• What the exercise asks: Repeat exactly the lines from the line with "Give me the JSON data" to the line with "Give me the JSON representation", including both, and leave out any pictures.

• Material for the task:

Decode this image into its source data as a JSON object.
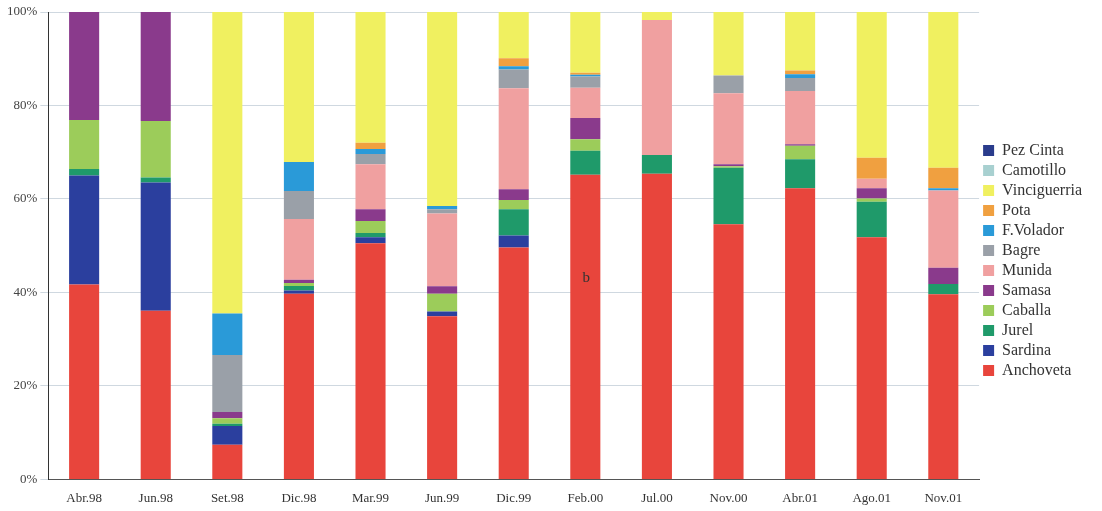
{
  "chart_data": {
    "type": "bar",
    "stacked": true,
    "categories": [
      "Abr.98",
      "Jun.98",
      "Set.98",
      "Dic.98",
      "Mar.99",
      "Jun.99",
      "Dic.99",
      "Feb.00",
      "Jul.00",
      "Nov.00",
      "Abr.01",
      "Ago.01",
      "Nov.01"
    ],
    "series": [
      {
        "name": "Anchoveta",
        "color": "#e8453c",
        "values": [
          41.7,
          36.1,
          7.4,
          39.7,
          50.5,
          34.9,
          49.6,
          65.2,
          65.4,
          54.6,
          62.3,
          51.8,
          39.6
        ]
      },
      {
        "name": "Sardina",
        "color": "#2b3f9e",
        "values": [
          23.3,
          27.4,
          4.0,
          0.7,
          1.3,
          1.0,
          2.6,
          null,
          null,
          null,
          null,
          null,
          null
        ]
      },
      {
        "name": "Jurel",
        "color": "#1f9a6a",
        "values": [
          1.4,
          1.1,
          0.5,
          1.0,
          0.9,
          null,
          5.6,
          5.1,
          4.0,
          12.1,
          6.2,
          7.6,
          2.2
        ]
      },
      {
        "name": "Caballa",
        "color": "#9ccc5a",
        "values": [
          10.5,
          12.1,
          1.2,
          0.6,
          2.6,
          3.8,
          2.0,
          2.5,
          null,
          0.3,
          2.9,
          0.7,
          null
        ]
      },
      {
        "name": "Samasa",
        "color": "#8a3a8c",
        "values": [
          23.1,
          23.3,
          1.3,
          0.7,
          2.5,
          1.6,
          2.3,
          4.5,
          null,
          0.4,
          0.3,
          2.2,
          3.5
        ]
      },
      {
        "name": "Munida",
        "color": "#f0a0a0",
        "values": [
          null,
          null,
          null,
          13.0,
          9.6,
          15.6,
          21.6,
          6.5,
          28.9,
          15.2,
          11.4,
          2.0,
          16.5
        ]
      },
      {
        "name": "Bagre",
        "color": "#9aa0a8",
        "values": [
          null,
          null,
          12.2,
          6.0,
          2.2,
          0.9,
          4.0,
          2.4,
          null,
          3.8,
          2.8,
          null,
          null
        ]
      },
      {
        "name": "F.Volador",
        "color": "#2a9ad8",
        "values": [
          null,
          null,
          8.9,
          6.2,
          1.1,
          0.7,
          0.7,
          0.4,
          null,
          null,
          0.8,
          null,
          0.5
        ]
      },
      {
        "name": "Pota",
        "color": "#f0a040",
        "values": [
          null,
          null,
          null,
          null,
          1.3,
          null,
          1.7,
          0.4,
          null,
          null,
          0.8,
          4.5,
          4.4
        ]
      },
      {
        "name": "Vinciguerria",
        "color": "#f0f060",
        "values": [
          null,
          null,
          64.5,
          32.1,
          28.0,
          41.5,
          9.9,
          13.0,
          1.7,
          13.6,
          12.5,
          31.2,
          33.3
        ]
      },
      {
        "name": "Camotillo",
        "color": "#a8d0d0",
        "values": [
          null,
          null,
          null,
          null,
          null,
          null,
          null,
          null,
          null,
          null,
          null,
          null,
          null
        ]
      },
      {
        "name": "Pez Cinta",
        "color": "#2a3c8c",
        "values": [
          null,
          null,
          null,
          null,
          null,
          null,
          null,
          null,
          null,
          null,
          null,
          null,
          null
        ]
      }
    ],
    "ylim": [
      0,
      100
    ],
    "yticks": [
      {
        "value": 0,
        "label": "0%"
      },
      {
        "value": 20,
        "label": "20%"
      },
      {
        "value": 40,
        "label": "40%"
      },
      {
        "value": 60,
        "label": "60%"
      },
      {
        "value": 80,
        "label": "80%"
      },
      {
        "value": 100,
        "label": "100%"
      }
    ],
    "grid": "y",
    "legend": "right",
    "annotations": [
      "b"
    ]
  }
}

...

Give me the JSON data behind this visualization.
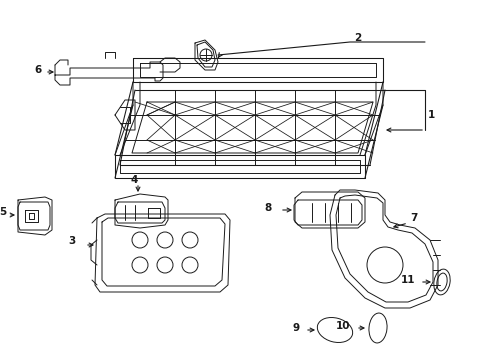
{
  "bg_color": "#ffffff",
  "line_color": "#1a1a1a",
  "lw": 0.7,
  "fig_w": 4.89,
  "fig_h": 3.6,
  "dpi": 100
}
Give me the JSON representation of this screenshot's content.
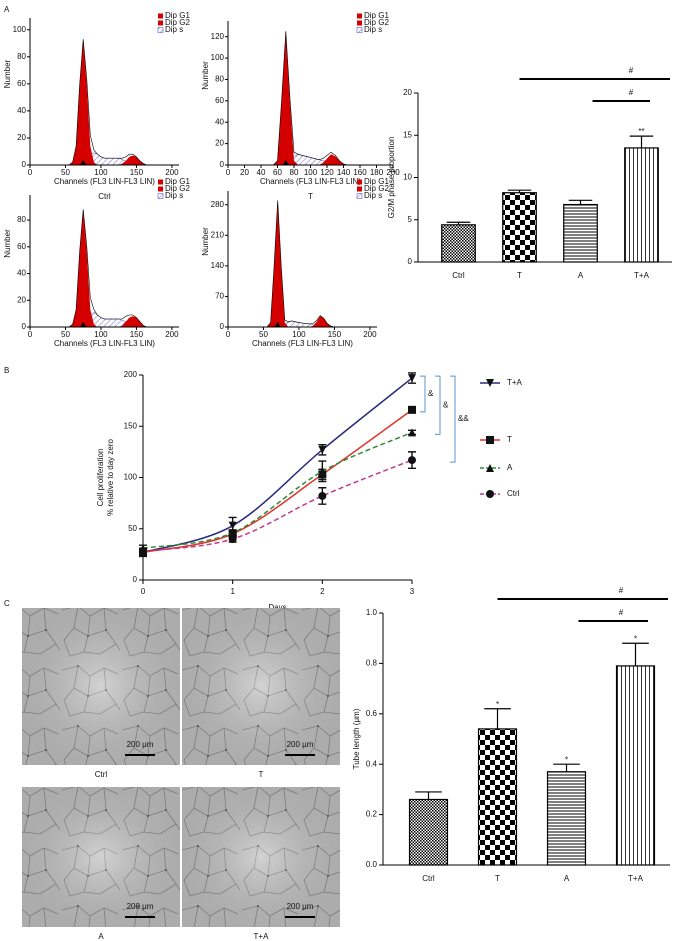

• Result for this task:
Give me the JSON data behind this visualization.
{
  "bg_color": "#ffffff",
  "line_color": "#1a1a1a",
  "lw": 0.7,
  "fig_w": 4.89,
  "fig_h": 3.6,
  "dpi": 100
}
Give me the JSON representation of this screenshot's content.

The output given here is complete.